▸ Problem description:
Without the pictures, give the entries below again exactly as written.

☆ ☆ ☆ ☆ ☆ ☆ ☆

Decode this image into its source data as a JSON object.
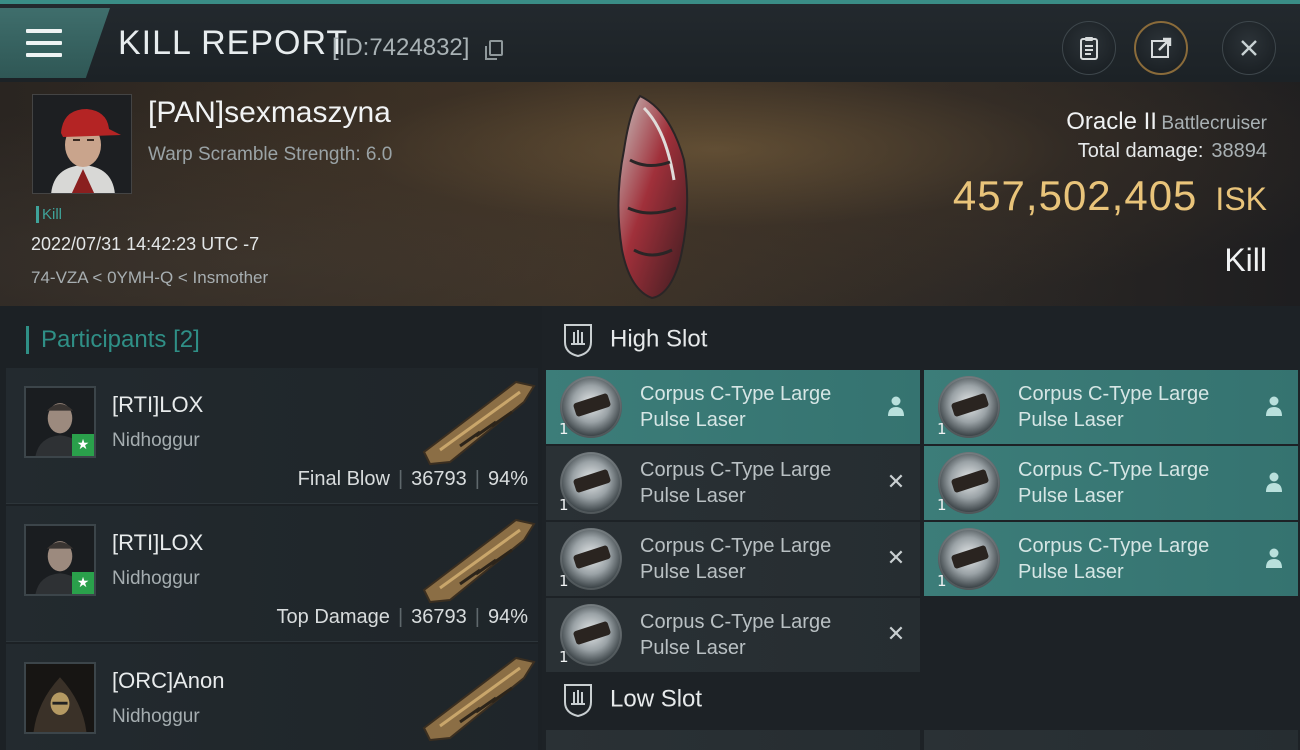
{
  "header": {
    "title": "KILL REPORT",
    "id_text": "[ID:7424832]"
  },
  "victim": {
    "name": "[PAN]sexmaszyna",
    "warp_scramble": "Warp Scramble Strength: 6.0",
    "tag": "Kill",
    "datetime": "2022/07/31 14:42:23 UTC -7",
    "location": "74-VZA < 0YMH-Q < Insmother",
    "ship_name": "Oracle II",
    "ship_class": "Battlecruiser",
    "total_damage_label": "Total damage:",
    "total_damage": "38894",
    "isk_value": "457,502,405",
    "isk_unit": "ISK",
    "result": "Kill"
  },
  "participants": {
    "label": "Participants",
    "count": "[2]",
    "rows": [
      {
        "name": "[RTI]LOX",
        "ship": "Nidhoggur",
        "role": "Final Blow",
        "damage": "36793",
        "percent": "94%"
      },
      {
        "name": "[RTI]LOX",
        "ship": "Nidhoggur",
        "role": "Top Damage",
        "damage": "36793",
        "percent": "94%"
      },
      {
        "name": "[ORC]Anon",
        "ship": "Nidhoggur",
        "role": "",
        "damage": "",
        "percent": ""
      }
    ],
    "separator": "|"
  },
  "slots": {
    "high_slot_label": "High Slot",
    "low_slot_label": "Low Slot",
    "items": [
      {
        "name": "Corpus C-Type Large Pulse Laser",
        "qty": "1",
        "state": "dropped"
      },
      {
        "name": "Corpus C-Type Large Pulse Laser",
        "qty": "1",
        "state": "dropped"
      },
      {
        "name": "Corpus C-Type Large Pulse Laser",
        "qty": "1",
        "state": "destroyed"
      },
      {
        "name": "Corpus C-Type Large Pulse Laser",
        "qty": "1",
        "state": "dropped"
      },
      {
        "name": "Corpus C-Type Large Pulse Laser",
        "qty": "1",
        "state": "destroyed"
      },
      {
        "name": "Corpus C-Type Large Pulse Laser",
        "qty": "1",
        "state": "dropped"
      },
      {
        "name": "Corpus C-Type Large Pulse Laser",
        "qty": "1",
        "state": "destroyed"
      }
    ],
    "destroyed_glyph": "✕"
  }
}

☆ ☆ ☆ ☆ ☆ ☆ ☆

▸ Answer:
Decode this image into its source data as a JSON object.
{
  "header": {
    "title": "KILL REPORT",
    "id_text": "[ID:7424832]"
  },
  "victim": {
    "name": "[PAN]sexmaszyna",
    "warp_scramble": "Warp Scramble Strength: 6.0",
    "tag": "Kill",
    "datetime": "2022/07/31 14:42:23 UTC -7",
    "location": "74-VZA < 0YMH-Q < Insmother",
    "ship_name": "Oracle II",
    "ship_class": "Battlecruiser",
    "total_damage_label": "Total damage:",
    "total_damage": "38894",
    "isk_value": "457,502,405",
    "isk_unit": "ISK",
    "result": "Kill"
  },
  "participants": {
    "label": "Participants",
    "count": "[2]",
    "rows": [
      {
        "name": "[RTI]LOX",
        "ship": "Nidhoggur",
        "role": "Final Blow",
        "damage": "36793",
        "percent": "94%"
      },
      {
        "name": "[RTI]LOX",
        "ship": "Nidhoggur",
        "role": "Top Damage",
        "damage": "36793",
        "percent": "94%"
      },
      {
        "name": "[ORC]Anon",
        "ship": "Nidhoggur",
        "role": "",
        "damage": "",
        "percent": ""
      }
    ],
    "separator": "|"
  },
  "slots": {
    "high_slot_label": "High Slot",
    "low_slot_label": "Low Slot",
    "items": [
      {
        "name": "Corpus C-Type Large Pulse Laser",
        "qty": "1",
        "state": "dropped"
      },
      {
        "name": "Corpus C-Type Large Pulse Laser",
        "qty": "1",
        "state": "dropped"
      },
      {
        "name": "Corpus C-Type Large Pulse Laser",
        "qty": "1",
        "state": "destroyed"
      },
      {
        "name": "Corpus C-Type Large Pulse Laser",
        "qty": "1",
        "state": "dropped"
      },
      {
        "name": "Corpus C-Type Large Pulse Laser",
        "qty": "1",
        "state": "destroyed"
      },
      {
        "name": "Corpus C-Type Large Pulse Laser",
        "qty": "1",
        "state": "dropped"
      },
      {
        "name": "Corpus C-Type Large Pulse Laser",
        "qty": "1",
        "state": "destroyed"
      }
    ],
    "destroyed_glyph": "✕"
  }
}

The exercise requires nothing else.